- **Exercise task**:
Count every line where "University" shows up, and give that number only.

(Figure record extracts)
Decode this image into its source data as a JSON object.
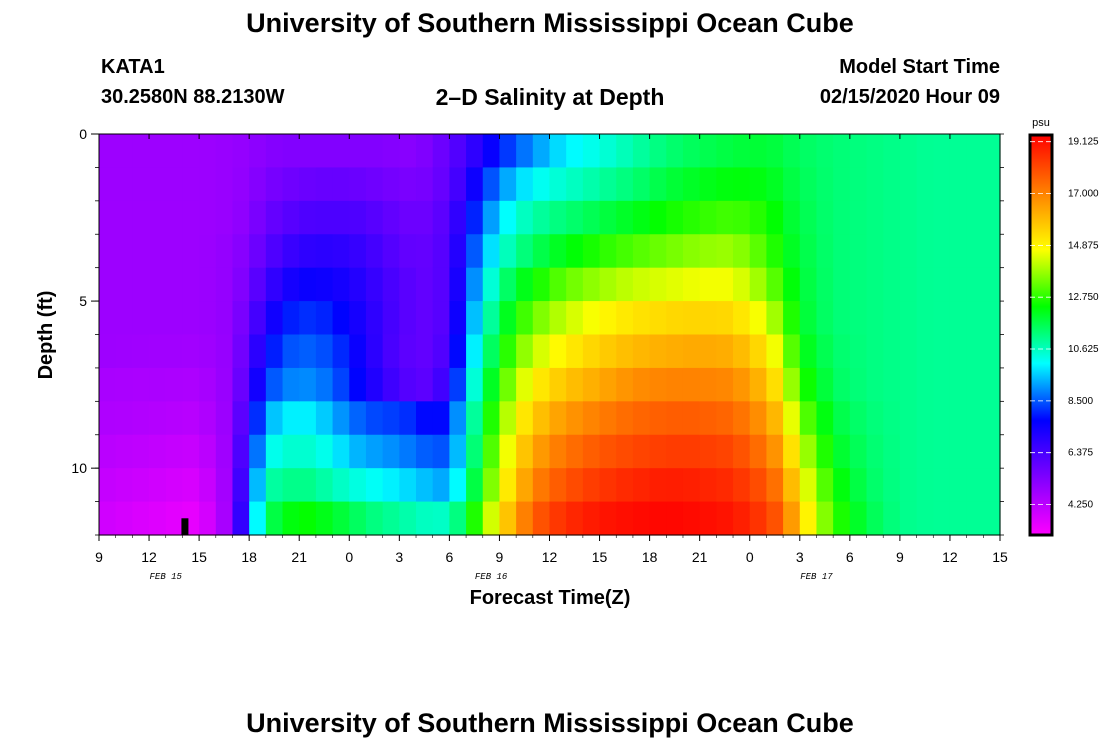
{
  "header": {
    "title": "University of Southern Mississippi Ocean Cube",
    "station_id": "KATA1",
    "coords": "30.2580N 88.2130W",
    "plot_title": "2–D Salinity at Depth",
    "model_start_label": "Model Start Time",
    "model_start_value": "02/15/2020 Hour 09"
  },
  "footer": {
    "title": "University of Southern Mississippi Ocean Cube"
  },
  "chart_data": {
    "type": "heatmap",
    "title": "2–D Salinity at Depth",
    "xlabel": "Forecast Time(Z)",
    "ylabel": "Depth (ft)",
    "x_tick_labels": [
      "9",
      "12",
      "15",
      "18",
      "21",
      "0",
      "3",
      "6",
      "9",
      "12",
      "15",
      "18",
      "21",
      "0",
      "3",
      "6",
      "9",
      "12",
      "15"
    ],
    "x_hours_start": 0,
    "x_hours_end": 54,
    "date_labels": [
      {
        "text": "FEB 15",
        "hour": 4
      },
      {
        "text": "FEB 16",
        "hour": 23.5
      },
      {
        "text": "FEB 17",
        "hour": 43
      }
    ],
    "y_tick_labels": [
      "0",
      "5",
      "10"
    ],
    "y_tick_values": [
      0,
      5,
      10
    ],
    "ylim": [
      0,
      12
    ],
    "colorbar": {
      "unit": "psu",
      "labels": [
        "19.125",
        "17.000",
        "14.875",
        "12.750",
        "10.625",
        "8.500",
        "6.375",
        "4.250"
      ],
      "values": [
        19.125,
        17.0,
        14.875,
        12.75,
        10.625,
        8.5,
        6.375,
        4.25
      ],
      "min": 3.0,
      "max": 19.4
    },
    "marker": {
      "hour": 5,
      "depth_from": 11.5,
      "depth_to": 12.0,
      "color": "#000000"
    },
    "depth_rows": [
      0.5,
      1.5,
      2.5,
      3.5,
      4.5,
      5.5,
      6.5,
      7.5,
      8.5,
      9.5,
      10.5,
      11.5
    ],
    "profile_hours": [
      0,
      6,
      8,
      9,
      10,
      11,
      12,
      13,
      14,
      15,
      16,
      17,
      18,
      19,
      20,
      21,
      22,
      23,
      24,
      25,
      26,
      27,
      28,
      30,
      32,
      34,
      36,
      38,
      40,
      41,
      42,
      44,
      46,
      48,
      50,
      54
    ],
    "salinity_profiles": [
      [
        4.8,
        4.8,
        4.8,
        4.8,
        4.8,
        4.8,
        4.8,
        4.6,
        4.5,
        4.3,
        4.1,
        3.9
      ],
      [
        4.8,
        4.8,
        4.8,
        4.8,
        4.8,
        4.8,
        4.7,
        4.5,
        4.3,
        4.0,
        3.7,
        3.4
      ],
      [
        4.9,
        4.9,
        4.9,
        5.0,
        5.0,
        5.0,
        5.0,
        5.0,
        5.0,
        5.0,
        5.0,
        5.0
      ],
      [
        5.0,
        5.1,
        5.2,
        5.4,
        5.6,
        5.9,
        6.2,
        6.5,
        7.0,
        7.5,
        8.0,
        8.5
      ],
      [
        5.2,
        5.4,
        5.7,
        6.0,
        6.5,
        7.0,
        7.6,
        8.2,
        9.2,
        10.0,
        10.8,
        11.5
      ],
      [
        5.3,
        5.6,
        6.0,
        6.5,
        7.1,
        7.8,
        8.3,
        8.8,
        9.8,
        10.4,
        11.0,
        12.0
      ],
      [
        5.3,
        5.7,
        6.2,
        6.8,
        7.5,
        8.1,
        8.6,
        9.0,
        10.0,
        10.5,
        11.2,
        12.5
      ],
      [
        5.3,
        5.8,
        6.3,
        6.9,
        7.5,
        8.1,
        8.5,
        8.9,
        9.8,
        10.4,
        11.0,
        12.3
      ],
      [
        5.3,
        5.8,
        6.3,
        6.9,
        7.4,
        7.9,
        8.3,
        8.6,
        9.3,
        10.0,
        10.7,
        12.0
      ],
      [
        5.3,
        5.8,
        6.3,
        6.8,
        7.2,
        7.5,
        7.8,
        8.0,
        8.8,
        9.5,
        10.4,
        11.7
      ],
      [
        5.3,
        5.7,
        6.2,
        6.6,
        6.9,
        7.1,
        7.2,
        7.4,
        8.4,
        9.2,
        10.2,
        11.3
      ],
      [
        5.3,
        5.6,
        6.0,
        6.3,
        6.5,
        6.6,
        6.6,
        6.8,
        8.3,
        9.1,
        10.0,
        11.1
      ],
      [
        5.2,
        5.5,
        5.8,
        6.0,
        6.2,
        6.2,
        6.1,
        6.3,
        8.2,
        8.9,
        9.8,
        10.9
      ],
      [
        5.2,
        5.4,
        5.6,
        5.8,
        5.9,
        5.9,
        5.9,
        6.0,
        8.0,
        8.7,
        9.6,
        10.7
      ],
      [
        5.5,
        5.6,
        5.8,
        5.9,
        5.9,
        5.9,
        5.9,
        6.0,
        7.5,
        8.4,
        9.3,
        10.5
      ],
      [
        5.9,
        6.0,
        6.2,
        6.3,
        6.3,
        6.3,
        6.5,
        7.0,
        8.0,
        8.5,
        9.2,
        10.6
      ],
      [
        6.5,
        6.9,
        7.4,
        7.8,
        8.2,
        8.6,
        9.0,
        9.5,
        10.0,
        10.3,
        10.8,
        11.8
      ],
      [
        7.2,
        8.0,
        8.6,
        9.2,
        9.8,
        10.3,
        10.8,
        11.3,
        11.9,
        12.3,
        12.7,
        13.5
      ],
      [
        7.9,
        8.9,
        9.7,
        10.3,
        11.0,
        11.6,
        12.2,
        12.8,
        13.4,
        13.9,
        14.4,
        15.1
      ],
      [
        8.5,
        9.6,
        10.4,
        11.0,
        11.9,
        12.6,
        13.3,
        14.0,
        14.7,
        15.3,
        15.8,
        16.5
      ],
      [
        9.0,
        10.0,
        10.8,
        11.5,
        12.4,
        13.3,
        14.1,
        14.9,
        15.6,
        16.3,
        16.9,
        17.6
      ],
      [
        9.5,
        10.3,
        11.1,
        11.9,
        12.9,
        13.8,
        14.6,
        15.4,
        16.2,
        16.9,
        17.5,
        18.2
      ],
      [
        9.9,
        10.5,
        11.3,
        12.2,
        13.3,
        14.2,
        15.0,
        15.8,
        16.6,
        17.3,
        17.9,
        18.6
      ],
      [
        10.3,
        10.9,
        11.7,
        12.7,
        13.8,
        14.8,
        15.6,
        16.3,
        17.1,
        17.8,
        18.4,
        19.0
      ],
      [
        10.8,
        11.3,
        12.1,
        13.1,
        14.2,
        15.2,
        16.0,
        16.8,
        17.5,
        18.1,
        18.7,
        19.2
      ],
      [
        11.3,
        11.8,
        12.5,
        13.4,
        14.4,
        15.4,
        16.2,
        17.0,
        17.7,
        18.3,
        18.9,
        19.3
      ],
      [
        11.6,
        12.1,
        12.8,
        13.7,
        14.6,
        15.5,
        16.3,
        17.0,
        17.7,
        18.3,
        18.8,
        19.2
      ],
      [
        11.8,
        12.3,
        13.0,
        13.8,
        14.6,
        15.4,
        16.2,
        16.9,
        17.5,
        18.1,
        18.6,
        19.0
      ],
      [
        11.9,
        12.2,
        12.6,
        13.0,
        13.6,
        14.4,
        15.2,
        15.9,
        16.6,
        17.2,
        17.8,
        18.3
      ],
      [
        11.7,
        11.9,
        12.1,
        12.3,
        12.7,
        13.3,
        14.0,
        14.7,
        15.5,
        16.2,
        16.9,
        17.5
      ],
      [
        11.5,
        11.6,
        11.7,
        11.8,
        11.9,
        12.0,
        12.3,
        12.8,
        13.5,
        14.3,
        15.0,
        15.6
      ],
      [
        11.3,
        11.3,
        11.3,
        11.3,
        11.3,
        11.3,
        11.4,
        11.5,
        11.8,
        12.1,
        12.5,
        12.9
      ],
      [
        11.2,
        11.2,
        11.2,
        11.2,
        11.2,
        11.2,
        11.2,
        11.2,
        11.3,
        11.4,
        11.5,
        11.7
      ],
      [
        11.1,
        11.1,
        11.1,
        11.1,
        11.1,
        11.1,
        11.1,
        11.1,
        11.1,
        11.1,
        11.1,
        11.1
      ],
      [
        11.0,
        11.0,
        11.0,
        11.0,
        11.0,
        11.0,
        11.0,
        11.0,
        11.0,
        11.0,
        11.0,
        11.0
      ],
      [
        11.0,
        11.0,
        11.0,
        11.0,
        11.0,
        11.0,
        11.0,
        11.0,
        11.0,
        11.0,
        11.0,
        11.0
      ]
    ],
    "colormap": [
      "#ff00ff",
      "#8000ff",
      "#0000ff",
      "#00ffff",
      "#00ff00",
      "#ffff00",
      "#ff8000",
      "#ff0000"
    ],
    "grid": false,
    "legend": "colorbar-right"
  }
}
==
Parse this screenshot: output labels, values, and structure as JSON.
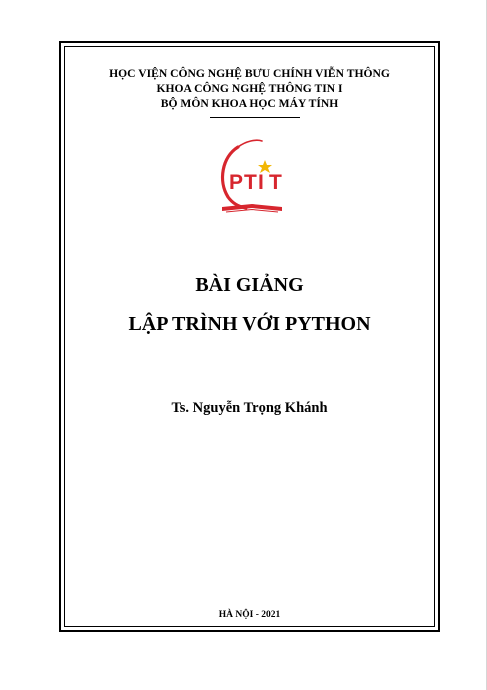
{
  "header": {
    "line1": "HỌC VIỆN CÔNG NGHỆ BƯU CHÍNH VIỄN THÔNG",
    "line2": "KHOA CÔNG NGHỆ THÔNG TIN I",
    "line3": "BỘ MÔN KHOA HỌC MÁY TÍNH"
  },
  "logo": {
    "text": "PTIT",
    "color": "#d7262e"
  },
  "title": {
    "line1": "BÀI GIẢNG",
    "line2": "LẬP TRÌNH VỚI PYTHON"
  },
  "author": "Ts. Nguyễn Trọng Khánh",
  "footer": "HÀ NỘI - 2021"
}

- **Full answer**:
2